**SHORT TASK:** What is the number of lines in the data that hold the string "name"? Reply with that number only.

Collection entries
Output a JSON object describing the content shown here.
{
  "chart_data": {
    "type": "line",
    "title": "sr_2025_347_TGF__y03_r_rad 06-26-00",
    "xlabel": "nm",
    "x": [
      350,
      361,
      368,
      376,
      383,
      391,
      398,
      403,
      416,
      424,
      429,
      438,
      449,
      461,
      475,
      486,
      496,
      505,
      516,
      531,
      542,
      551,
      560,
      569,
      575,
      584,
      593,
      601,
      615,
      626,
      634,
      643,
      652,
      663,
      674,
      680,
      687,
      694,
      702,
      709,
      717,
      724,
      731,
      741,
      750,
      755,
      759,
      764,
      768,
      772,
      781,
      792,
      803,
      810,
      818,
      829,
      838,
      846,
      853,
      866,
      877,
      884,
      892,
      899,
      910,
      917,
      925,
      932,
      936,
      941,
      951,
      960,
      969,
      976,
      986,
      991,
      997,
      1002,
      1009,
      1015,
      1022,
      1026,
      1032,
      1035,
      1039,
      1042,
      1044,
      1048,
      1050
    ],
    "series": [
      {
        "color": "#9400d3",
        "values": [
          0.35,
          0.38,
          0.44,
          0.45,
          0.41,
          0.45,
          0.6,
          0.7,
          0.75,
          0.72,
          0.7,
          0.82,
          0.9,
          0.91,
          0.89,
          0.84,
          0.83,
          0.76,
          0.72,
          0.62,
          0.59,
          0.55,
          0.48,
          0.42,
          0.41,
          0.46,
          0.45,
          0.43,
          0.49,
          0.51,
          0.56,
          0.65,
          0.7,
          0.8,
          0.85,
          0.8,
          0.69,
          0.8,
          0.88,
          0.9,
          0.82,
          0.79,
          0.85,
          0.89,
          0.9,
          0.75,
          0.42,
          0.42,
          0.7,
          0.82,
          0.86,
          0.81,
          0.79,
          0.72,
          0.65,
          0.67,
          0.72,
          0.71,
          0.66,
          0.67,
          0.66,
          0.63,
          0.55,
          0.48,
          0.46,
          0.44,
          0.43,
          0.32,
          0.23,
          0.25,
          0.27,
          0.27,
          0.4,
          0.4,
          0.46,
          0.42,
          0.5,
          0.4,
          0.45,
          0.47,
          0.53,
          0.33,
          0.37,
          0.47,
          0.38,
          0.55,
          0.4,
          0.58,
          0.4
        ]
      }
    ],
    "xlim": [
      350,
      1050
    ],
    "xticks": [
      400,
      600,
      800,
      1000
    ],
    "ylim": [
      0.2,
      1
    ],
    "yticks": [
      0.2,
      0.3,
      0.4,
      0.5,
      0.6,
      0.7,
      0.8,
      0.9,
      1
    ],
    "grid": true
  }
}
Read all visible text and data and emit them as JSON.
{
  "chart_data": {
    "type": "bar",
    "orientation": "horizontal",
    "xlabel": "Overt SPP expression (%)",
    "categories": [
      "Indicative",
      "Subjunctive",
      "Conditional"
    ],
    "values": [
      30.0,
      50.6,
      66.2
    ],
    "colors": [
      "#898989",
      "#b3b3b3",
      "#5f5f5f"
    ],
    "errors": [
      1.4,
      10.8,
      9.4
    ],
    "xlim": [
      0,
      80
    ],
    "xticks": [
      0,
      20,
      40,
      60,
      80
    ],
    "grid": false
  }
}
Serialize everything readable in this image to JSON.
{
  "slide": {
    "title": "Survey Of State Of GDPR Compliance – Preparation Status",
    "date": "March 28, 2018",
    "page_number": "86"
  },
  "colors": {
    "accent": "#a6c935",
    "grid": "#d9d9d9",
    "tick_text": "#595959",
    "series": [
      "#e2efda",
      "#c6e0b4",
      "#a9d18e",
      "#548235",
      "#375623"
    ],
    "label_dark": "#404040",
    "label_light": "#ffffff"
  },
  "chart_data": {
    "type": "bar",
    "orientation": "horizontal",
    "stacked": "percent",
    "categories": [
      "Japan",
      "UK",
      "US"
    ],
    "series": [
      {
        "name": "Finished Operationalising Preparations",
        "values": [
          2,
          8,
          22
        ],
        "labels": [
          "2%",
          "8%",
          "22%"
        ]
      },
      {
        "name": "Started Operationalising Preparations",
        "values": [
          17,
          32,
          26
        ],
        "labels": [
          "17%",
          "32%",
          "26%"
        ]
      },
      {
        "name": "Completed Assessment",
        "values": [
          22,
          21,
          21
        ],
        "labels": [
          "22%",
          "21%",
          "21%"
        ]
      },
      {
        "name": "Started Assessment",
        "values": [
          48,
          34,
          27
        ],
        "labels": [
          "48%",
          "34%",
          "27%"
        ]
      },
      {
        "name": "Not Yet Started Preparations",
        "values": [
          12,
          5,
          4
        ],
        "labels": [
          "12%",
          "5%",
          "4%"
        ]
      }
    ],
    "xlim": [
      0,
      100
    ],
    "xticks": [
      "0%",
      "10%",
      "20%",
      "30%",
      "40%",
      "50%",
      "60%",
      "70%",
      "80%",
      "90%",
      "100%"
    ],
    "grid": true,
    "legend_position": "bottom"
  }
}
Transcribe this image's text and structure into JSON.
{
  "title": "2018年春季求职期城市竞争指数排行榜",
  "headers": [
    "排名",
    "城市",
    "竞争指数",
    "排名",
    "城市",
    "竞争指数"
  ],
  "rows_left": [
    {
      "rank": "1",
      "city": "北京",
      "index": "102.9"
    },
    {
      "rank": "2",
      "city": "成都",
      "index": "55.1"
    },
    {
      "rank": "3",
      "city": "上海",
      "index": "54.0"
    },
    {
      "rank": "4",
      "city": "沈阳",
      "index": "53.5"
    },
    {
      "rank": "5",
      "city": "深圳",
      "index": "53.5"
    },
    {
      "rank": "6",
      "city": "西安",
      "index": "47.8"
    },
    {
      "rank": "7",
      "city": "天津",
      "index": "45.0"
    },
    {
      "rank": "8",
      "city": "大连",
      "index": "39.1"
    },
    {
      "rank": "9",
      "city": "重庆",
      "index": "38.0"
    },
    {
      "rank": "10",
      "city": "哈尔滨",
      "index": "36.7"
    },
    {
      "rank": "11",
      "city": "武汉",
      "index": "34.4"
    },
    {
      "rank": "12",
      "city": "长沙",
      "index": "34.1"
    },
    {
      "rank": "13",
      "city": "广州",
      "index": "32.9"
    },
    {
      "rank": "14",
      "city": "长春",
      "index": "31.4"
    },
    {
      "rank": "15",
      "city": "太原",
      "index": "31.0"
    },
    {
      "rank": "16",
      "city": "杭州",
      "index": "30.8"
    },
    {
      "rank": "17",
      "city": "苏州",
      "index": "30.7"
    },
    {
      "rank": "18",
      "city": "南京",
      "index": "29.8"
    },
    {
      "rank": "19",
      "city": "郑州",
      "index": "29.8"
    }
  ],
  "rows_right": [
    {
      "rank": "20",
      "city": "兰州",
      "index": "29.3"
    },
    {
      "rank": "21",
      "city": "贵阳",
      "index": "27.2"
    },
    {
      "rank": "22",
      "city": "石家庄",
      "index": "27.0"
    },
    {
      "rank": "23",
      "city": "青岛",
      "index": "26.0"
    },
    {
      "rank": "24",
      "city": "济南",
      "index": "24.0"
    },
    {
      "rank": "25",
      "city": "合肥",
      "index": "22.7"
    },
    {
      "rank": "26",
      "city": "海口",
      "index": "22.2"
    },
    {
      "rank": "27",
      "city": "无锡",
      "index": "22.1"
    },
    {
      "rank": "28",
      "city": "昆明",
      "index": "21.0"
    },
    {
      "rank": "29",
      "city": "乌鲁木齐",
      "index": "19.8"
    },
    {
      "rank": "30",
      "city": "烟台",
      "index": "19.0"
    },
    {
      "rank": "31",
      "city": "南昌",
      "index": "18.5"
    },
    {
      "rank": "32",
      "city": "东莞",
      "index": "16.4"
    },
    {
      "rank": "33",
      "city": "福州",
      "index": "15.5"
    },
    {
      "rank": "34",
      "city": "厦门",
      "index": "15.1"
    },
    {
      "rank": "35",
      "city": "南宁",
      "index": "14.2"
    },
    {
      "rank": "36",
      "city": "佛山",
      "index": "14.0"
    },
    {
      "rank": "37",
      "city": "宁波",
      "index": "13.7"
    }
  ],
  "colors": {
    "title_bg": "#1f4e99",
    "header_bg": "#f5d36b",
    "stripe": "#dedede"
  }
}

**EXERCISE ANSWER:** 5